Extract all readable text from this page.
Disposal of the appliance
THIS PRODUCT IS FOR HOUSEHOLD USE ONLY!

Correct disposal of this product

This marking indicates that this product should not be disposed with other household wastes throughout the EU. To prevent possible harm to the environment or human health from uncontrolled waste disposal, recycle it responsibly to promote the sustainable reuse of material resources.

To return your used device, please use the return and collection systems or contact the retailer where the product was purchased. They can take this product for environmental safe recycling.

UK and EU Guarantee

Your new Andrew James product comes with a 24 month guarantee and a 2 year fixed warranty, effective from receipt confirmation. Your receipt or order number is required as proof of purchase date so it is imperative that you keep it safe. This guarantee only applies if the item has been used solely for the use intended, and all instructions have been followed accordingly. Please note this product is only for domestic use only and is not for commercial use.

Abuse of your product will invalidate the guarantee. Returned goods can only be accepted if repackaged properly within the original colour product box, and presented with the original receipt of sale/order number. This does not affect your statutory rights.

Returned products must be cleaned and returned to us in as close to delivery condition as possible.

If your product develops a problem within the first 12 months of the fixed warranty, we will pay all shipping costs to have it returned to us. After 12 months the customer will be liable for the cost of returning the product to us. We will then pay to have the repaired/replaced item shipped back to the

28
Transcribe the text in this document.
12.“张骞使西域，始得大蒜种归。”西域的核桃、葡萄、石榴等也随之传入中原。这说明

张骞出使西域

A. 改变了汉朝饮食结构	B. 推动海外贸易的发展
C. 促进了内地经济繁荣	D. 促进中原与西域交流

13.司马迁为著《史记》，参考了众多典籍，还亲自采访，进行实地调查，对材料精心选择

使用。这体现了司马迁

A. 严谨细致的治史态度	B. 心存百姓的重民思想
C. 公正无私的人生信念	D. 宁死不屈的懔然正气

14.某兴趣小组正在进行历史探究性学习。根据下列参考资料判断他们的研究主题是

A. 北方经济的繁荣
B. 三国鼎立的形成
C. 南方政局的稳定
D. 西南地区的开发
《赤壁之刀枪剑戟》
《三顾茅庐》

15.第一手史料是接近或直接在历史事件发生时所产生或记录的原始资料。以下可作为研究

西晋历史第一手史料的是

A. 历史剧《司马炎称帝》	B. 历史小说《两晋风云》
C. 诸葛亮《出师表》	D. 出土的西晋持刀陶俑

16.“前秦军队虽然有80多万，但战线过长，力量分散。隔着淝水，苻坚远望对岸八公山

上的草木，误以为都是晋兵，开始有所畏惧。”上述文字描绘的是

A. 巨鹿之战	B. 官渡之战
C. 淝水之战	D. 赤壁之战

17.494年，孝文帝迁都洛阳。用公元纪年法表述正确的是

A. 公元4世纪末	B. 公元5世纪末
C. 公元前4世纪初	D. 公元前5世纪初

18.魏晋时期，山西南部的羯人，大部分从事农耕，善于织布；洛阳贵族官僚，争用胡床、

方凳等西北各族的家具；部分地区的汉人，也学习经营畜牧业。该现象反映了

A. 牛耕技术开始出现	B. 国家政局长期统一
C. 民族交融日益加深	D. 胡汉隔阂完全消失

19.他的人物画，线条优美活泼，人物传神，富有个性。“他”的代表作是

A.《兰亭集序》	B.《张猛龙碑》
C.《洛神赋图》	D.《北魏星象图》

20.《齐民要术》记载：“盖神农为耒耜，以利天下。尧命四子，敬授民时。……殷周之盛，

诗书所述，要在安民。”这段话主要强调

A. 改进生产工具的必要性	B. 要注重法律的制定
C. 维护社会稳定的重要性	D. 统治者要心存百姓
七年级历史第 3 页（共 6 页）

-.-.-

-- What you should do --
Lines containing the string "safe" are to be selected and copied.

-- Response to this task --
To return your used device, please use the return and collection systems or contact the retailer where the product was purchased. They can take this product for environmental safe recycling.
Your new Andrew James product comes with a 24 month guarantee and a 2 year fixed warranty, effective from receipt confirmation. Your receipt or order number is required as proof of purchase date so it is imperative that you keep it safe. This guarantee only applies if the item has been used solely for the use intended, and all instructions have been followed accordingly. Please note this product is only for domestic use only and is not for commercial use.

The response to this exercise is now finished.